## Exercise requirements:
Your answer should hold every line of the records below that contains the string "ADHD".
[[ Record excerpts, beginning ]]
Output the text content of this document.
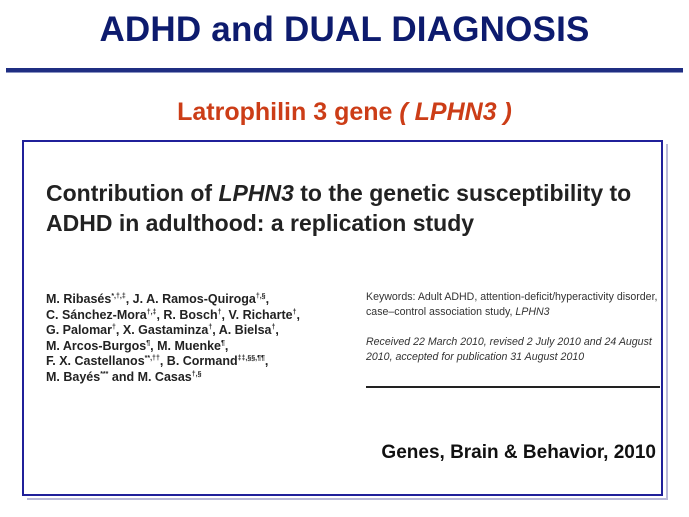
ADHD and DUAL DIAGNOSIS
Latrophilin 3 gene ( LPHN3 )
Contribution of LPHN3 to the genetic susceptibility to ADHD in adulthood: a replication study
M. Ribasés*,†,‡, J. A. Ramos-Quiroga†,§,
C. Sánchez-Mora†,‡, R. Bosch†, V. Richarte†,
G. Palomar†, X. Gastaminza†, A. Bielsa†,
M. Arcos-Burgos¶, M. Muenke¶,
F. X. Castellanos**,††, B. Cormand‡‡,§§,¶¶,
M. Bayés*** and M. Casas†,§
Keywords: Adult ADHD, attention-deficit/hyperactivity disorder, case–control association study, LPHN3
Received 22 March 2010, revised 2 July 2010 and 24 August 2010, accepted for publication 31 August 2010
Genes, Brain & Behavior, 2010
[[ Record excerpts, end ]]
## Answer space:
ADHD and DUAL DIAGNOSIS
Contribution of LPHN3 to the genetic susceptibility to ADHD in adulthood: a replication study
Keywords: Adult ADHD, attention-deficit/hyperactivity disorder, case–control association study, LPHN3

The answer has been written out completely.